-- begin --

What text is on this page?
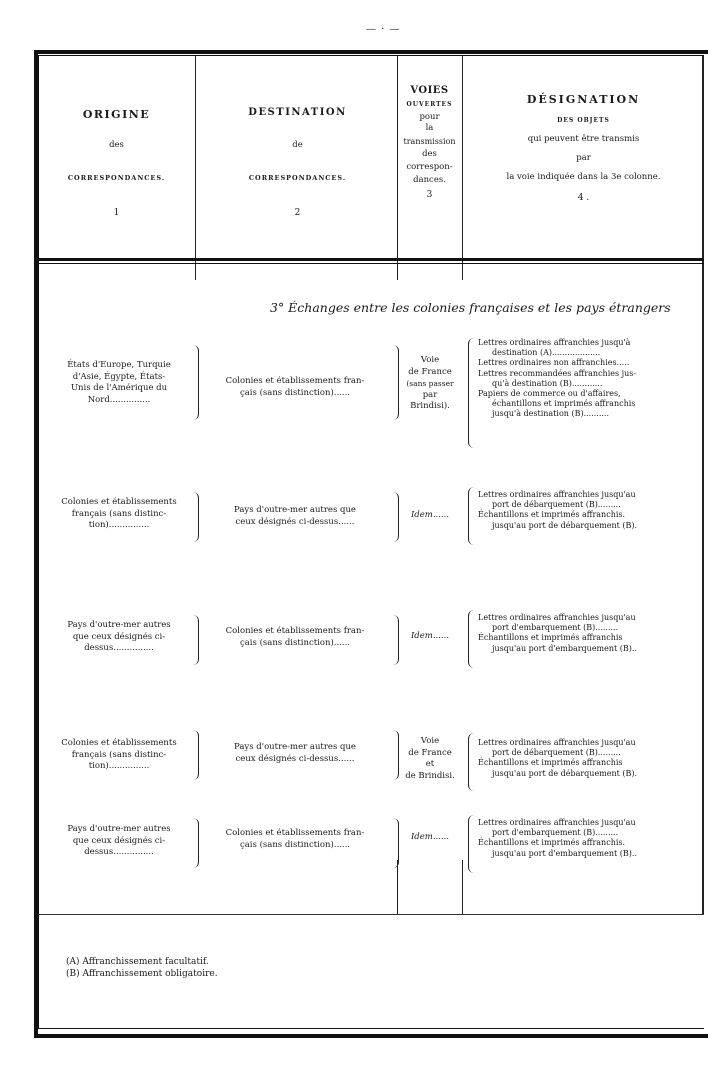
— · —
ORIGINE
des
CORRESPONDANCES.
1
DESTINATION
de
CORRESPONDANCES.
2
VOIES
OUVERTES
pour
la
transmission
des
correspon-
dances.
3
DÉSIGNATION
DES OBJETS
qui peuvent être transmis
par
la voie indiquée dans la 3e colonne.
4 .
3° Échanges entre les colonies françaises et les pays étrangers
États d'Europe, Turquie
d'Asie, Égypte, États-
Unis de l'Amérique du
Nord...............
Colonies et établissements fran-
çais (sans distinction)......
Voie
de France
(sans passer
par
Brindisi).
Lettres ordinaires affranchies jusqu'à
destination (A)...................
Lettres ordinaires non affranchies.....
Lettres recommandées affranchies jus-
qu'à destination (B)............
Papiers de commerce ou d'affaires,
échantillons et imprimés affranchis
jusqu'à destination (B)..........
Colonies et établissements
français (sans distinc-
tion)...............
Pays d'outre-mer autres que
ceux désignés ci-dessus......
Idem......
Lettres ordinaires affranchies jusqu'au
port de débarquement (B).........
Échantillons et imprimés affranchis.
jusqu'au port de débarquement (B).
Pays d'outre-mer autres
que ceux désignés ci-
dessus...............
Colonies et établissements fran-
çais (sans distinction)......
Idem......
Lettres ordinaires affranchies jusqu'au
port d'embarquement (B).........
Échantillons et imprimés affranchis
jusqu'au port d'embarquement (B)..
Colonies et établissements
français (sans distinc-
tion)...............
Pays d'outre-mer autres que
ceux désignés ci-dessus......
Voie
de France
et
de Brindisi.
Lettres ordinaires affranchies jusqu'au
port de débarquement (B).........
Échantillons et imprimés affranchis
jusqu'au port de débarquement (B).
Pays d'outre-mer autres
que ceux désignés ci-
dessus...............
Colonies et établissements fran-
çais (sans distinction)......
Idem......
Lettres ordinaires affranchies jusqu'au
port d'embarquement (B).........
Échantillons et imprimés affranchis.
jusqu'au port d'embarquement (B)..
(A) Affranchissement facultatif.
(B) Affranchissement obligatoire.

-- end --
-- begin --

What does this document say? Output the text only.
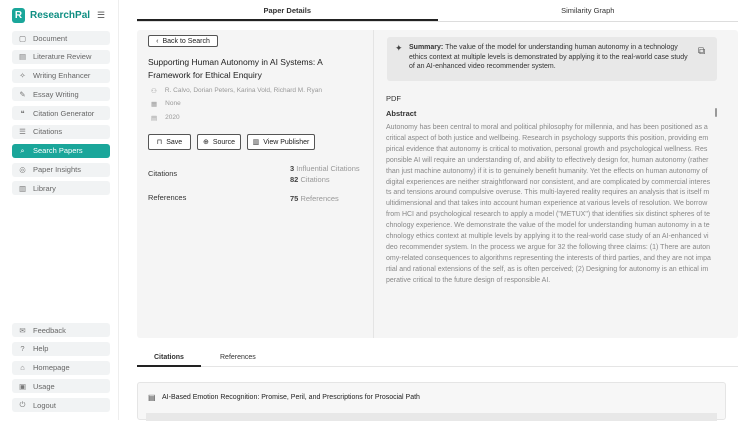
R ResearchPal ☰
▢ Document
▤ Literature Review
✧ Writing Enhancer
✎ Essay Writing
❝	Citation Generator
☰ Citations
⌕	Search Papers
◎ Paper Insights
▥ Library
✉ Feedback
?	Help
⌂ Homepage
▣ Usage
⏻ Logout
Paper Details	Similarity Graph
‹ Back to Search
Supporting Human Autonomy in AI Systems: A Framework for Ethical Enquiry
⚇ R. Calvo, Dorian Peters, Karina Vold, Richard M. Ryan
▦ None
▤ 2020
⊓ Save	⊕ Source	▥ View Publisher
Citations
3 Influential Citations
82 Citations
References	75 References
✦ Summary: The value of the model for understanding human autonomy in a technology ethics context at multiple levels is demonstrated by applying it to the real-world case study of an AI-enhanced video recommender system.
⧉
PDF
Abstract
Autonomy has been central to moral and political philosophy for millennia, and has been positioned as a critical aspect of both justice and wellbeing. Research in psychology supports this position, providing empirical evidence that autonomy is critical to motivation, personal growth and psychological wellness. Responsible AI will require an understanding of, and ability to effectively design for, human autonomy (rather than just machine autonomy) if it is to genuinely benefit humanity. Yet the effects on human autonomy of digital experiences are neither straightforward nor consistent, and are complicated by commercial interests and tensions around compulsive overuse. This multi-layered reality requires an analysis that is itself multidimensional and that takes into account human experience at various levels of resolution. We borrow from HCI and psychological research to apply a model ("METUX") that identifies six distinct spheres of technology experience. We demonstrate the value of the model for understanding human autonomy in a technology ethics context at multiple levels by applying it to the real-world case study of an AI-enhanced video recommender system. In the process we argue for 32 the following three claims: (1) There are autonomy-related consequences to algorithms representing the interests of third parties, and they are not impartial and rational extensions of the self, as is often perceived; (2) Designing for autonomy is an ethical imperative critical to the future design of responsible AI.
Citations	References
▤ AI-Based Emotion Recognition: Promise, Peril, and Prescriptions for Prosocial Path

-- end --
-- begin --

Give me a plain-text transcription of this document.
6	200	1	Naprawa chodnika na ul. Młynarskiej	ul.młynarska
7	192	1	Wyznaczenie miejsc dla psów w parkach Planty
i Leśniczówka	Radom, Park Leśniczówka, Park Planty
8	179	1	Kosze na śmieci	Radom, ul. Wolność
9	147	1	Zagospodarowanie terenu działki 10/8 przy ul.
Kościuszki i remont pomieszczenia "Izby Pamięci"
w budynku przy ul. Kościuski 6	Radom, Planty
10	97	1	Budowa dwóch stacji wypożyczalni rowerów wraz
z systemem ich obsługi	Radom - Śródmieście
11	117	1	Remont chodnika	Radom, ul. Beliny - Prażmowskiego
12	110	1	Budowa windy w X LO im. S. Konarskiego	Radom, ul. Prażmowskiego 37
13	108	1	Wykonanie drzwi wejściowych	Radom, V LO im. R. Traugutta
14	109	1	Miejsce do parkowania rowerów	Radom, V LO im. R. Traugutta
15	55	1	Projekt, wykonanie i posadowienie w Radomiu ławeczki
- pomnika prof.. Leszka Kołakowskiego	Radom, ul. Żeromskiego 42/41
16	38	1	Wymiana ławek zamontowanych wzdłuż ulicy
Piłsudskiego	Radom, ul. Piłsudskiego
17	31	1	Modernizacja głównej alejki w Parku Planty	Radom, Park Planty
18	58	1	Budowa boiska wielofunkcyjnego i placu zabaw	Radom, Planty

-- end --

_Exercise aim_:
Which lines in the records above contain the string "technology"? Copy each one.

_Response to this task_:
✦ Summary: The value of the model for understanding human autonomy in a technology ethics context at multiple levels is demonstrated by applying it to the real-world case study of an AI-enhanced video recommender system.
Autonomy has been central to moral and political philosophy for millennia, and has been positioned as a critical aspect of both justice and wellbeing. Research in psychology supports this position, providing empirical evidence that autonomy is critical to motivation, personal growth and psychological wellness. Responsible AI will require an understanding of, and ability to effectively design for, human autonomy (rather than just machine autonomy) if it is to genuinely benefit humanity. Yet the effects on human autonomy of digital experiences are neither straightforward nor consistent, and are complicated by commercial interests and tensions around compulsive overuse. This multi-layered reality requires an analysis that is itself multidimensional and that takes into account human experience at various levels of resolution. We borrow from HCI and psychological research to apply a model ("METUX") that identifies six distinct spheres of technology experience. We demonstrate the value of the model for understanding human autonomy in a technology ethics context at multiple levels by applying it to the real-world case study of an AI-enhanced video recommender system. In the process we argue for 32 the following three claims: (1) There are autonomy-related consequences to algorithms representing the interests of third parties, and they are not impartial and rational extensions of the self, as is often perceived; (2) Designing for autonomy is an ethical imperative critical to the future design of responsible AI.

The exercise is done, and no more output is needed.